# start of Records shown
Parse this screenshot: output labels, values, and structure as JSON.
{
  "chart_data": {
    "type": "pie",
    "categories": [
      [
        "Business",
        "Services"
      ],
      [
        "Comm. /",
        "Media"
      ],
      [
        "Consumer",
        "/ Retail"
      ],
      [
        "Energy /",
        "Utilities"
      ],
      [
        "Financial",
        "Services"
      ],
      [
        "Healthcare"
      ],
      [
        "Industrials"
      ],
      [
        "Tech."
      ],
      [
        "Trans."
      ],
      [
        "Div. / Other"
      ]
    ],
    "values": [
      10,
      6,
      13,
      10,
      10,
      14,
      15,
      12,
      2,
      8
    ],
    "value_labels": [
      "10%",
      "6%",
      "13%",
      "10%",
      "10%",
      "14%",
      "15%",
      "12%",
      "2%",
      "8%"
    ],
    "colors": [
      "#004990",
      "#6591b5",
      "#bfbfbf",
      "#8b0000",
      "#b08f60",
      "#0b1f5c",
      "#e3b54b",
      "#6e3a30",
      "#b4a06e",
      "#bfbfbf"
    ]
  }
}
# end of Records shown
# start of Records shown
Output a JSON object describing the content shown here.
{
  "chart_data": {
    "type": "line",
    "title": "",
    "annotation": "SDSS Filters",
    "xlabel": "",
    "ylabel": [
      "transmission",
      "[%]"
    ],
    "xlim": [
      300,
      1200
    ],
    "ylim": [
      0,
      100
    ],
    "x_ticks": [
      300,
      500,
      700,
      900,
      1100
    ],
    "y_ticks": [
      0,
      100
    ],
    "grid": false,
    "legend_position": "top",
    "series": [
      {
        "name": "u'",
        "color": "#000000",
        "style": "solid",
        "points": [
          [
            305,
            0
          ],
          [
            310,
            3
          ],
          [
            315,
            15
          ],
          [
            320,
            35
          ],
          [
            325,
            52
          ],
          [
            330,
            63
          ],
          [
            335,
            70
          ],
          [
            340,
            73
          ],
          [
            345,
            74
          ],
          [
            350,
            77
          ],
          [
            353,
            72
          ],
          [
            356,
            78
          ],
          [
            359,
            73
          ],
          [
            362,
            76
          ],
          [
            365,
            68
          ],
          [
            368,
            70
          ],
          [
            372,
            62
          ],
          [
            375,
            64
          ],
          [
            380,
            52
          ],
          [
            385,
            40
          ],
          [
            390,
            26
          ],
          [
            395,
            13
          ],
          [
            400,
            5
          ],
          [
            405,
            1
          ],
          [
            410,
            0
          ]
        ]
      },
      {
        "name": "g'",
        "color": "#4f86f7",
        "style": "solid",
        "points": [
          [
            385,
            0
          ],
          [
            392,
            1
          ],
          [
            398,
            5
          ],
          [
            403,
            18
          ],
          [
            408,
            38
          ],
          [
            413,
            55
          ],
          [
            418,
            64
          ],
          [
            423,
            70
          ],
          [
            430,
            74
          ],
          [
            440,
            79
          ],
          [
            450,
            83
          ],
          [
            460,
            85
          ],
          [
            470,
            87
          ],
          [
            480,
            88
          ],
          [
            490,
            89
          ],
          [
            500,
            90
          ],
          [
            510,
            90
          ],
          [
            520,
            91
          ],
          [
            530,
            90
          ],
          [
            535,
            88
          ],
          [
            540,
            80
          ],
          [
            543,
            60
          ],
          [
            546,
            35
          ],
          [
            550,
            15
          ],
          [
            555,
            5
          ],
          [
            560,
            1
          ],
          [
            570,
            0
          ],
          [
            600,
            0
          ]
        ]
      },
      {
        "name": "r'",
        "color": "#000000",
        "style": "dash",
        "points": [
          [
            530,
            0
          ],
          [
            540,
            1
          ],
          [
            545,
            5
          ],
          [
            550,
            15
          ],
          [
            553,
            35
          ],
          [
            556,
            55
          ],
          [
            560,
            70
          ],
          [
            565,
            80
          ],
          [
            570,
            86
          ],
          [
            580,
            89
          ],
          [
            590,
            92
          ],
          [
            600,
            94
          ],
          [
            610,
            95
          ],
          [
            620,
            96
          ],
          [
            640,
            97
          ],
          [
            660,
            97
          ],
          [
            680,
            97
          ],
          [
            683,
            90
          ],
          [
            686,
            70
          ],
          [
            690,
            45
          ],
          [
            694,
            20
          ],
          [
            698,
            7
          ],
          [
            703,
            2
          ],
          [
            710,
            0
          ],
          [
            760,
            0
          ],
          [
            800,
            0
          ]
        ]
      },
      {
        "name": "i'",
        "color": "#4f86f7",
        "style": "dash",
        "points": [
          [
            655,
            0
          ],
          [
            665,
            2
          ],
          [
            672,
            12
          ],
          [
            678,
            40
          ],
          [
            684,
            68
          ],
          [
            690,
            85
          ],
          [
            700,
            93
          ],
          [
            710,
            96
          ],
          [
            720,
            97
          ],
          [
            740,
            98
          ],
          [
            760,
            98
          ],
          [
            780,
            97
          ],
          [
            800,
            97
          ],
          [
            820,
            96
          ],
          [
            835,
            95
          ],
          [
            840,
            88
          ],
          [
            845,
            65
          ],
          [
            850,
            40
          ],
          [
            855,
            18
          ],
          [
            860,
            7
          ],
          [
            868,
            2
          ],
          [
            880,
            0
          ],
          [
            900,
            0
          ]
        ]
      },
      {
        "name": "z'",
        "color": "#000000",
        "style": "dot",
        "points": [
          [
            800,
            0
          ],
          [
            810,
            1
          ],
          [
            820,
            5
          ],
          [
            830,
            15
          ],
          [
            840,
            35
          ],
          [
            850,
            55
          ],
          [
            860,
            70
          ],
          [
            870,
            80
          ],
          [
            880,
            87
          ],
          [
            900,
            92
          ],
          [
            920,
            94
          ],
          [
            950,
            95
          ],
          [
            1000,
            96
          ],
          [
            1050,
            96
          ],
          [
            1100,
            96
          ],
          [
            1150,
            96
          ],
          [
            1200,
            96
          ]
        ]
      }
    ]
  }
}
# end of Records shown
# start of Records shown
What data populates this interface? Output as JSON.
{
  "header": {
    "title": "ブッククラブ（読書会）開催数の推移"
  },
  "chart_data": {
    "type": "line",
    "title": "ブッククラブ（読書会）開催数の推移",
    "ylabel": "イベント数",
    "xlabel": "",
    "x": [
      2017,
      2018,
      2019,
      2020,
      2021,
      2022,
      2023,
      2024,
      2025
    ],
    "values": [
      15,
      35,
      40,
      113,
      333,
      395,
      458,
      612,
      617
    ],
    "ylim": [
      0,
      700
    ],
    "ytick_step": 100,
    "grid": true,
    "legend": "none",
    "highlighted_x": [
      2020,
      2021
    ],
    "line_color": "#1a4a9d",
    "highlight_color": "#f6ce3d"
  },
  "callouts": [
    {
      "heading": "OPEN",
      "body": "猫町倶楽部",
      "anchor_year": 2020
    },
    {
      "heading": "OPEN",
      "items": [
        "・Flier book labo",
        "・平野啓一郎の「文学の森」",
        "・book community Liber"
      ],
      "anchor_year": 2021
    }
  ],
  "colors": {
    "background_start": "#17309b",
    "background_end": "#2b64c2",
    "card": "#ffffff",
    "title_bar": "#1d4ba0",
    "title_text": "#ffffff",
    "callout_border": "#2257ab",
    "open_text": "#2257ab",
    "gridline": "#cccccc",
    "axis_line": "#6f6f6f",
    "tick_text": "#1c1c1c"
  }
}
# end of Records shown
**Work to do**. State how many lines hold the word "this". The number is the whole answer.

**Answer below**. 2